> _What is expected_
In the entries below, express the lines from the one containing "legend-title-text: Min Cost" through the one containing "legend-card-avg: Avg Cost" as a JSON list of strings, one string per line, omitting blank lines.

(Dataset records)
_ _ _

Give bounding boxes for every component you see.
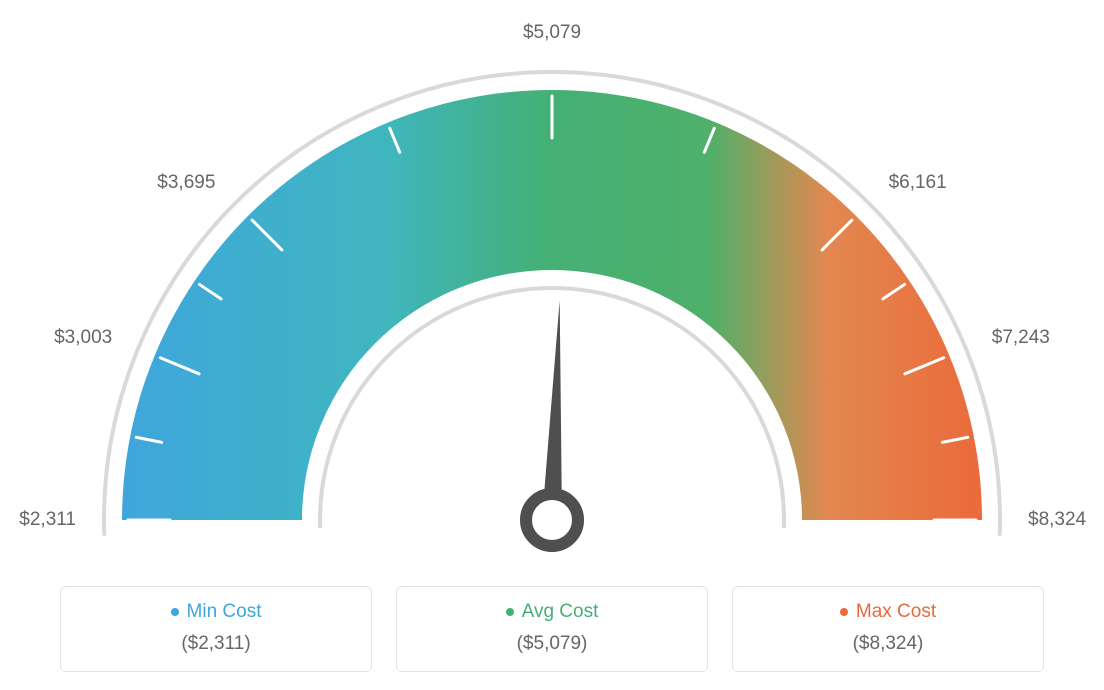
legend-title-text: Min Cost <box>187 601 262 623</box>
legend-dot-min <box>171 608 179 616</box>
legend-dot-avg <box>506 608 514 616</box>
legend-value-min: ($2,311) <box>61 633 371 655</box>
legend-card-avg: Avg Cost ($5,079) <box>396 586 708 672</box>
scale-label: $6,161 <box>889 172 947 194</box>
scale-label: $5,079 <box>523 22 581 44</box>
legend-row: Min Cost ($2,311) Avg Cost ($5,079) Max … <box>0 586 1104 672</box>
gauge-svg <box>52 20 1052 580</box>
legend-dot-max <box>840 608 848 616</box>
scale-label: $3,003 <box>54 327 112 349</box>
scale-label: $7,243 <box>992 327 1050 349</box>
scale-label: $2,311 <box>19 509 76 531</box>
legend-card-max: Max Cost ($8,324) <box>732 586 1044 672</box>
legend-title-text: Max Cost <box>856 601 936 623</box>
scale-label: $8,324 <box>1028 509 1086 531</box>
legend-card-min: Min Cost ($2,311) <box>60 586 372 672</box>
legend-title-avg: Avg Cost <box>506 601 599 623</box>
legend-title-min: Min Cost <box>171 601 262 623</box>
legend-value-avg: ($5,079) <box>397 633 707 655</box>
scale-label: $3,695 <box>157 172 215 194</box>
legend-value-max: ($8,324) <box>733 633 1043 655</box>
legend-title-text: Avg Cost <box>522 601 599 623</box>
gauge-chart-container: $2,311 $3,003 $3,695 $5,079 $6,161 $7,243 $8,3… <box>0 0 1104 690</box>
gauge-area: $2,311 $3,003 $3,695 $5,079 $6,161 $7,243 $8,3… <box>0 0 1104 560</box>
legend-title-max: Max Cost <box>840 601 936 623</box>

_ _ _

> _The result_
[
  "legend-title-text: Min Cost <box>187 601 262 623</box>",
  "legend-dot-min <box>171 608 179 616</box>",
  "legend-dot-avg <box>506 608 514 616</box>",
  "legend-value-min: ($2,311) <box>61 633 371 655</box>",
  "legend-card-avg: Avg Cost ($5,079) <box>396 586 708 672</box>"
]